═════ Material provided

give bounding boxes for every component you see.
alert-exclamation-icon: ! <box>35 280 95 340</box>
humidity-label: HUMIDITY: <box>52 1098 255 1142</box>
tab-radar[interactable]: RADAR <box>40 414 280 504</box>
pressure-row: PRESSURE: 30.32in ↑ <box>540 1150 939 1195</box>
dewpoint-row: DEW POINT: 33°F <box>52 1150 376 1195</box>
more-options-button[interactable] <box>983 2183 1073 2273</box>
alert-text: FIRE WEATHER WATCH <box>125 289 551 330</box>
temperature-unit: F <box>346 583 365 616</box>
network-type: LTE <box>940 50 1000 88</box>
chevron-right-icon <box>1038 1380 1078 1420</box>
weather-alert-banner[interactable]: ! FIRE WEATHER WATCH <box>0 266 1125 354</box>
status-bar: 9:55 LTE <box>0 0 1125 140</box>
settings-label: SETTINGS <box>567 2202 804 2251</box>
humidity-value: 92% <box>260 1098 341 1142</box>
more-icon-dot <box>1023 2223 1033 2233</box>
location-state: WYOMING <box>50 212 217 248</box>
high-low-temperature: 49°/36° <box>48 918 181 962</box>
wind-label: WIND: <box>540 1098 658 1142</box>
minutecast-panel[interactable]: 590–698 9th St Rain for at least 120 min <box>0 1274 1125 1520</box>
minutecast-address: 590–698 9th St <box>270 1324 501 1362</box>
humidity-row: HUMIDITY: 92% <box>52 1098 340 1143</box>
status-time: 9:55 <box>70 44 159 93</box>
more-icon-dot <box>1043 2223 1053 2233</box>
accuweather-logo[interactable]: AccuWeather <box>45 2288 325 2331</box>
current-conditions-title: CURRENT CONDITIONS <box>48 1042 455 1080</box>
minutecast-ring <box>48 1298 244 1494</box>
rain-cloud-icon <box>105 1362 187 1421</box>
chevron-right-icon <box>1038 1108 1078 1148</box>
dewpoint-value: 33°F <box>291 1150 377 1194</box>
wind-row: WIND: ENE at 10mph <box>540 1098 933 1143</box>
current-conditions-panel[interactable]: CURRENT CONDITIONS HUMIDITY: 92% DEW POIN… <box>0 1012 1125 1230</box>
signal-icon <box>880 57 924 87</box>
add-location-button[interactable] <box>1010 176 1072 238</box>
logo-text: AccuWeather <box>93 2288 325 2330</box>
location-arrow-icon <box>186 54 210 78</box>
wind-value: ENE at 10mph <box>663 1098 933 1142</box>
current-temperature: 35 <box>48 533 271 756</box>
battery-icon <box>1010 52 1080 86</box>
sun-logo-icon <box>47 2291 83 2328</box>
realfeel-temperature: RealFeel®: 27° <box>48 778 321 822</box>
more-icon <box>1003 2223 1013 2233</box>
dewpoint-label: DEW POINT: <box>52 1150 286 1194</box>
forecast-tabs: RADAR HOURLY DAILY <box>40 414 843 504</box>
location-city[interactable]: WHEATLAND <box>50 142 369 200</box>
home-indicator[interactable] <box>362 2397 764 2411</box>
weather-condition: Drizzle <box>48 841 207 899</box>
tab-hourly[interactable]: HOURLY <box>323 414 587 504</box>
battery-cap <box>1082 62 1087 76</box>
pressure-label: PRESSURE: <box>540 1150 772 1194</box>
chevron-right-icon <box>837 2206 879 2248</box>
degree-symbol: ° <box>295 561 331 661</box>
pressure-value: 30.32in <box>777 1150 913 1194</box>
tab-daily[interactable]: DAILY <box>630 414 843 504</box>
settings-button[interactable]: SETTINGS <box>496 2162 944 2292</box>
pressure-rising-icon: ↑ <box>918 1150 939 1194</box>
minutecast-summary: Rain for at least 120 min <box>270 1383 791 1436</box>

══════════

Change each "chevron-right-icon" in the listing to "arrow-right-icon" and write the listing out again, with everything else unchanged.

* _Full answer_
give bounding boxes for every component you see.
alert-exclamation-icon: ! <box>35 280 95 340</box>
humidity-label: HUMIDITY: <box>52 1098 255 1142</box>
tab-radar[interactable]: RADAR <box>40 414 280 504</box>
pressure-row: PRESSURE: 30.32in ↑ <box>540 1150 939 1195</box>
dewpoint-row: DEW POINT: 33°F <box>52 1150 376 1195</box>
more-options-button[interactable] <box>983 2183 1073 2273</box>
alert-text: FIRE WEATHER WATCH <box>125 289 551 330</box>
temperature-unit: F <box>346 583 365 616</box>
network-type: LTE <box>940 50 1000 88</box>
arrow-right-icon <box>1038 1380 1078 1420</box>
weather-alert-banner[interactable]: ! FIRE WEATHER WATCH <box>0 266 1125 354</box>
status-bar: 9:55 LTE <box>0 0 1125 140</box>
settings-label: SETTINGS <box>567 2202 804 2251</box>
humidity-value: 92% <box>260 1098 341 1142</box>
more-icon-dot <box>1023 2223 1033 2233</box>
location-state: WYOMING <box>50 212 217 248</box>
high-low-temperature: 49°/36° <box>48 918 181 962</box>
wind-label: WIND: <box>540 1098 658 1142</box>
minutecast-panel[interactable]: 590–698 9th St Rain for at least 120 min <box>0 1274 1125 1520</box>
minutecast-address: 590–698 9th St <box>270 1324 501 1362</box>
humidity-row: HUMIDITY: 92% <box>52 1098 340 1143</box>
status-time: 9:55 <box>70 44 159 93</box>
more-icon-dot <box>1043 2223 1053 2233</box>
accuweather-logo[interactable]: AccuWeather <box>45 2288 325 2331</box>
current-conditions-title: CURRENT CONDITIONS <box>48 1042 455 1080</box>
minutecast-ring <box>48 1298 244 1494</box>
rain-cloud-icon <box>105 1362 187 1421</box>
arrow-right-icon <box>1038 1108 1078 1148</box>
dewpoint-value: 33°F <box>291 1150 377 1194</box>
wind-row: WIND: ENE at 10mph <box>540 1098 933 1143</box>
current-conditions-panel[interactable]: CURRENT CONDITIONS HUMIDITY: 92% DEW POIN… <box>0 1012 1125 1230</box>
signal-icon <box>880 57 924 87</box>
add-location-button[interactable] <box>1010 176 1072 238</box>
logo-text: AccuWeather <box>93 2288 325 2330</box>
location-arrow-icon <box>186 54 210 78</box>
wind-value: ENE at 10mph <box>663 1098 933 1142</box>
current-temperature: 35 <box>48 533 271 756</box>
battery-icon <box>1010 52 1080 86</box>
sun-logo-icon <box>47 2291 83 2328</box>
realfeel-temperature: RealFeel®: 27° <box>48 778 321 822</box>
more-icon <box>1003 2223 1013 2233</box>
dewpoint-label: DEW POINT: <box>52 1150 286 1194</box>
forecast-tabs: RADAR HOURLY DAILY <box>40 414 843 504</box>
location-city[interactable]: WHEATLAND <box>50 142 369 200</box>
home-indicator[interactable] <box>362 2397 764 2411</box>
weather-condition: Drizzle <box>48 841 207 899</box>
tab-hourly[interactable]: HOURLY <box>323 414 587 504</box>
battery-cap <box>1082 62 1087 76</box>
pressure-label: PRESSURE: <box>540 1150 772 1194</box>
arrow-right-icon <box>837 2206 879 2248</box>
degree-symbol: ° <box>295 561 331 661</box>
pressure-value: 30.32in <box>777 1150 913 1194</box>
tab-daily[interactable]: DAILY <box>630 414 843 504</box>
settings-button[interactable]: SETTINGS <box>496 2162 944 2292</box>
pressure-rising-icon: ↑ <box>918 1150 939 1194</box>
minutecast-summary: Rain for at least 120 min <box>270 1383 791 1436</box>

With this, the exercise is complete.